What you need to do – Filter the records below for the word "this". Copy each line that holds it.

[Entries from a visual dataset]
-- START --
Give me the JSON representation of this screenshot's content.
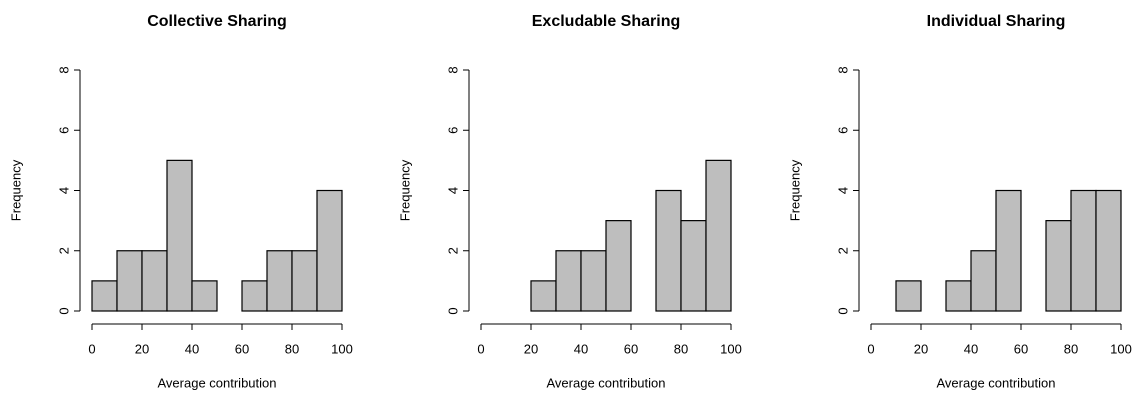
{
  "chart_data": [
    {
      "type": "histogram",
      "title": "Collective Sharing",
      "x_label": "Average contribution",
      "y_label": "Frequency",
      "bins": [
        0,
        10,
        20,
        30,
        40,
        50,
        60,
        70,
        80,
        90,
        100
      ],
      "values": [
        1,
        2,
        2,
        5,
        1,
        0,
        1,
        2,
        2,
        4
      ],
      "color": "#bebebe",
      "xlim": [
        0,
        100
      ],
      "xticks": [
        0,
        20,
        40,
        60,
        80,
        100
      ],
      "ylim": [
        0,
        8
      ],
      "yticks": [
        0,
        2,
        4,
        6,
        8
      ]
    },
    {
      "type": "histogram",
      "title": "Excludable Sharing",
      "x_label": "Average contribution",
      "y_label": "Frequency",
      "bins": [
        0,
        10,
        20,
        30,
        40,
        50,
        60,
        70,
        80,
        90,
        100
      ],
      "values": [
        0,
        0,
        1,
        2,
        2,
        3,
        0,
        4,
        3,
        5
      ],
      "color": "#bebebe",
      "xlim": [
        0,
        100
      ],
      "xticks": [
        0,
        20,
        40,
        60,
        80,
        100
      ],
      "ylim": [
        0,
        8
      ],
      "yticks": [
        0,
        2,
        4,
        6,
        8
      ]
    },
    {
      "type": "histogram",
      "title": "Individual Sharing",
      "x_label": "Average contribution",
      "y_label": "Frequency",
      "bins": [
        0,
        10,
        20,
        30,
        40,
        50,
        60,
        70,
        80,
        90,
        100
      ],
      "values": [
        0,
        1,
        0,
        1,
        2,
        4,
        0,
        3,
        4,
        4
      ],
      "color": "#bebebe",
      "xlim": [
        0,
        100
      ],
      "xticks": [
        0,
        20,
        40,
        60,
        80,
        100
      ],
      "ylim": [
        0,
        8
      ],
      "yticks": [
        0,
        2,
        4,
        6,
        8
      ]
    }
  ]
}
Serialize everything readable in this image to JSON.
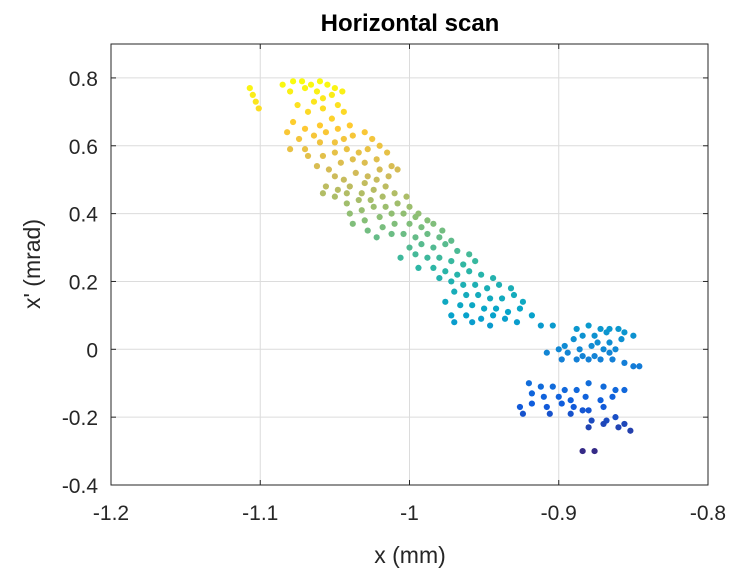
{
  "chart_data": {
    "type": "scatter",
    "title": "Horizontal scan",
    "xlabel": "x (mm)",
    "ylabel": "x' (mrad)",
    "xlim": [
      -1.2,
      -0.8
    ],
    "ylim": [
      -0.4,
      0.9
    ],
    "x_ticks": [
      -1.2,
      -1.1,
      -1.0,
      -0.9,
      -0.8
    ],
    "x_tick_labels": [
      "-1.2",
      "-1.1",
      "-1",
      "-0.9",
      "-0.8"
    ],
    "y_ticks": [
      -0.4,
      -0.2,
      0.0,
      0.2,
      0.4,
      0.6,
      0.8
    ],
    "y_tick_labels": [
      "-0.4",
      "-0.2",
      "0",
      "0.2",
      "0.4",
      "0.6",
      "0.8"
    ],
    "grid": true,
    "colormap": "parula",
    "colormap_stops": [
      "#352a87",
      "#0f5cdd",
      "#1481d6",
      "#06a4ca",
      "#2eb7a4",
      "#87bf77",
      "#d1bb59",
      "#fec832",
      "#f9fb0e"
    ],
    "series": [
      {
        "points": [
          [
            -1.107,
            0.77
          ],
          [
            -1.105,
            0.75
          ],
          [
            -1.103,
            0.73
          ],
          [
            -1.101,
            0.71
          ],
          [
            -1.085,
            0.78
          ],
          [
            -1.078,
            0.79
          ],
          [
            -1.072,
            0.79
          ],
          [
            -1.066,
            0.78
          ],
          [
            -1.06,
            0.79
          ],
          [
            -1.055,
            0.78
          ],
          [
            -1.05,
            0.77
          ],
          [
            -1.062,
            0.76
          ],
          [
            -1.07,
            0.77
          ],
          [
            -1.08,
            0.76
          ],
          [
            -1.058,
            0.74
          ],
          [
            -1.064,
            0.73
          ],
          [
            -1.052,
            0.75
          ],
          [
            -1.045,
            0.76
          ],
          [
            -1.075,
            0.72
          ],
          [
            -1.068,
            0.7
          ],
          [
            -1.058,
            0.71
          ],
          [
            -1.048,
            0.72
          ],
          [
            -1.078,
            0.67
          ],
          [
            -1.07,
            0.65
          ],
          [
            -1.06,
            0.66
          ],
          [
            -1.052,
            0.68
          ],
          [
            -1.044,
            0.7
          ],
          [
            -1.082,
            0.64
          ],
          [
            -1.074,
            0.62
          ],
          [
            -1.064,
            0.63
          ],
          [
            -1.056,
            0.64
          ],
          [
            -1.048,
            0.65
          ],
          [
            -1.04,
            0.66
          ],
          [
            -1.08,
            0.59
          ],
          [
            -1.07,
            0.59
          ],
          [
            -1.06,
            0.61
          ],
          [
            -1.05,
            0.61
          ],
          [
            -1.044,
            0.62
          ],
          [
            -1.038,
            0.63
          ],
          [
            -1.03,
            0.64
          ],
          [
            -1.025,
            0.62
          ],
          [
            -1.068,
            0.57
          ],
          [
            -1.058,
            0.57
          ],
          [
            -1.05,
            0.58
          ],
          [
            -1.042,
            0.59
          ],
          [
            -1.034,
            0.58
          ],
          [
            -1.028,
            0.59
          ],
          [
            -1.02,
            0.6
          ],
          [
            -1.062,
            0.54
          ],
          [
            -1.054,
            0.53
          ],
          [
            -1.046,
            0.55
          ],
          [
            -1.038,
            0.56
          ],
          [
            -1.03,
            0.55
          ],
          [
            -1.022,
            0.56
          ],
          [
            -1.015,
            0.58
          ],
          [
            -1.05,
            0.51
          ],
          [
            -1.044,
            0.5
          ],
          [
            -1.036,
            0.52
          ],
          [
            -1.028,
            0.51
          ],
          [
            -1.02,
            0.53
          ],
          [
            -1.012,
            0.54
          ],
          [
            -1.056,
            0.48
          ],
          [
            -1.048,
            0.47
          ],
          [
            -1.04,
            0.48
          ],
          [
            -1.03,
            0.49
          ],
          [
            -1.022,
            0.5
          ],
          [
            -1.014,
            0.51
          ],
          [
            -1.008,
            0.53
          ],
          [
            -1.058,
            0.46
          ],
          [
            -1.05,
            0.45
          ],
          [
            -1.042,
            0.46
          ],
          [
            -1.032,
            0.46
          ],
          [
            -1.024,
            0.47
          ],
          [
            -1.016,
            0.48
          ],
          [
            -1.042,
            0.43
          ],
          [
            -1.034,
            0.44
          ],
          [
            -1.026,
            0.44
          ],
          [
            -1.018,
            0.45
          ],
          [
            -1.01,
            0.46
          ],
          [
            -1.002,
            0.45
          ],
          [
            -1.04,
            0.4
          ],
          [
            -1.032,
            0.41
          ],
          [
            -1.024,
            0.42
          ],
          [
            -1.016,
            0.42
          ],
          [
            -1.008,
            0.43
          ],
          [
            -1.0,
            0.42
          ],
          [
            -0.994,
            0.4
          ],
          [
            -1.038,
            0.37
          ],
          [
            -1.03,
            0.38
          ],
          [
            -1.02,
            0.39
          ],
          [
            -1.012,
            0.4
          ],
          [
            -1.004,
            0.4
          ],
          [
            -0.996,
            0.39
          ],
          [
            -0.988,
            0.38
          ],
          [
            -1.028,
            0.35
          ],
          [
            -1.018,
            0.36
          ],
          [
            -1.01,
            0.37
          ],
          [
            -1.0,
            0.37
          ],
          [
            -0.992,
            0.36
          ],
          [
            -0.984,
            0.37
          ],
          [
            -0.978,
            0.35
          ],
          [
            -1.022,
            0.33
          ],
          [
            -1.012,
            0.34
          ],
          [
            -1.004,
            0.34
          ],
          [
            -0.996,
            0.33
          ],
          [
            -0.988,
            0.34
          ],
          [
            -0.98,
            0.33
          ],
          [
            -0.972,
            0.32
          ],
          [
            -1.0,
            0.3
          ],
          [
            -0.992,
            0.31
          ],
          [
            -0.984,
            0.3
          ],
          [
            -0.976,
            0.31
          ],
          [
            -0.968,
            0.29
          ],
          [
            -0.96,
            0.28
          ],
          [
            -1.006,
            0.27
          ],
          [
            -0.996,
            0.28
          ],
          [
            -0.988,
            0.27
          ],
          [
            -0.98,
            0.27
          ],
          [
            -0.972,
            0.26
          ],
          [
            -0.964,
            0.25
          ],
          [
            -0.956,
            0.26
          ],
          [
            -0.994,
            0.24
          ],
          [
            -0.984,
            0.24
          ],
          [
            -0.976,
            0.23
          ],
          [
            -0.968,
            0.22
          ],
          [
            -0.96,
            0.23
          ],
          [
            -0.952,
            0.22
          ],
          [
            -0.944,
            0.21
          ],
          [
            -0.98,
            0.21
          ],
          [
            -0.972,
            0.2
          ],
          [
            -0.964,
            0.19
          ],
          [
            -0.956,
            0.19
          ],
          [
            -0.948,
            0.18
          ],
          [
            -0.94,
            0.19
          ],
          [
            -0.932,
            0.18
          ],
          [
            -0.97,
            0.17
          ],
          [
            -0.962,
            0.16
          ],
          [
            -0.954,
            0.16
          ],
          [
            -0.946,
            0.15
          ],
          [
            -0.938,
            0.15
          ],
          [
            -0.93,
            0.16
          ],
          [
            -0.924,
            0.14
          ],
          [
            -0.976,
            0.14
          ],
          [
            -0.966,
            0.13
          ],
          [
            -0.958,
            0.13
          ],
          [
            -0.95,
            0.12
          ],
          [
            -0.942,
            0.12
          ],
          [
            -0.934,
            0.11
          ],
          [
            -0.926,
            0.12
          ],
          [
            -0.918,
            0.1
          ],
          [
            -0.972,
            0.1
          ],
          [
            -0.962,
            0.1
          ],
          [
            -0.952,
            0.09
          ],
          [
            -0.944,
            0.1
          ],
          [
            -0.936,
            0.09
          ],
          [
            -0.928,
            0.08
          ],
          [
            -0.97,
            0.08
          ],
          [
            -0.958,
            0.08
          ],
          [
            -0.946,
            0.07
          ],
          [
            -0.912,
            0.07
          ],
          [
            -0.904,
            0.07
          ],
          [
            -0.888,
            0.06
          ],
          [
            -0.88,
            0.07
          ],
          [
            -0.872,
            0.06
          ],
          [
            -0.866,
            0.06
          ],
          [
            -0.86,
            0.06
          ],
          [
            -0.856,
            0.05
          ],
          [
            -0.85,
            0.04
          ],
          [
            -0.884,
            0.04
          ],
          [
            -0.876,
            0.04
          ],
          [
            -0.868,
            0.05
          ],
          [
            -0.89,
            0.03
          ],
          [
            -0.874,
            0.02
          ],
          [
            -0.866,
            0.02
          ],
          [
            -0.858,
            0.03
          ],
          [
            -0.896,
            0.01
          ],
          [
            -0.886,
            0.0
          ],
          [
            -0.878,
            0.01
          ],
          [
            -0.87,
            0.0
          ],
          [
            -0.862,
            0.0
          ],
          [
            -0.908,
            -0.01
          ],
          [
            -0.9,
            0.0
          ],
          [
            -0.894,
            -0.01
          ],
          [
            -0.884,
            -0.02
          ],
          [
            -0.876,
            -0.02
          ],
          [
            -0.866,
            -0.01
          ],
          [
            -0.898,
            -0.03
          ],
          [
            -0.888,
            -0.03
          ],
          [
            -0.88,
            -0.03
          ],
          [
            -0.872,
            -0.03
          ],
          [
            -0.864,
            -0.03
          ],
          [
            -0.856,
            -0.04
          ],
          [
            -0.85,
            -0.05
          ],
          [
            -0.846,
            -0.05
          ],
          [
            -0.92,
            -0.1
          ],
          [
            -0.912,
            -0.11
          ],
          [
            -0.904,
            -0.11
          ],
          [
            -0.896,
            -0.12
          ],
          [
            -0.888,
            -0.12
          ],
          [
            -0.88,
            -0.1
          ],
          [
            -0.87,
            -0.11
          ],
          [
            -0.862,
            -0.12
          ],
          [
            -0.856,
            -0.12
          ],
          [
            -0.918,
            -0.13
          ],
          [
            -0.91,
            -0.14
          ],
          [
            -0.9,
            -0.14
          ],
          [
            -0.892,
            -0.15
          ],
          [
            -0.882,
            -0.14
          ],
          [
            -0.872,
            -0.15
          ],
          [
            -0.864,
            -0.14
          ],
          [
            -0.926,
            -0.17
          ],
          [
            -0.918,
            -0.16
          ],
          [
            -0.908,
            -0.17
          ],
          [
            -0.898,
            -0.16
          ],
          [
            -0.89,
            -0.17
          ],
          [
            -0.88,
            -0.18
          ],
          [
            -0.87,
            -0.17
          ],
          [
            -0.924,
            -0.19
          ],
          [
            -0.906,
            -0.19
          ],
          [
            -0.892,
            -0.19
          ],
          [
            -0.884,
            -0.18
          ],
          [
            -0.878,
            -0.21
          ],
          [
            -0.868,
            -0.21
          ],
          [
            -0.862,
            -0.2
          ],
          [
            -0.856,
            -0.22
          ],
          [
            -0.852,
            -0.24
          ],
          [
            -0.86,
            -0.23
          ],
          [
            -0.87,
            -0.22
          ],
          [
            -0.88,
            -0.23
          ],
          [
            -0.876,
            -0.3
          ],
          [
            -0.884,
            -0.3
          ]
        ]
      }
    ]
  }
}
-- END --
Written response –
Give me the JSON representation of this screenshot's content.
Serialize everything readable in this image to JSON.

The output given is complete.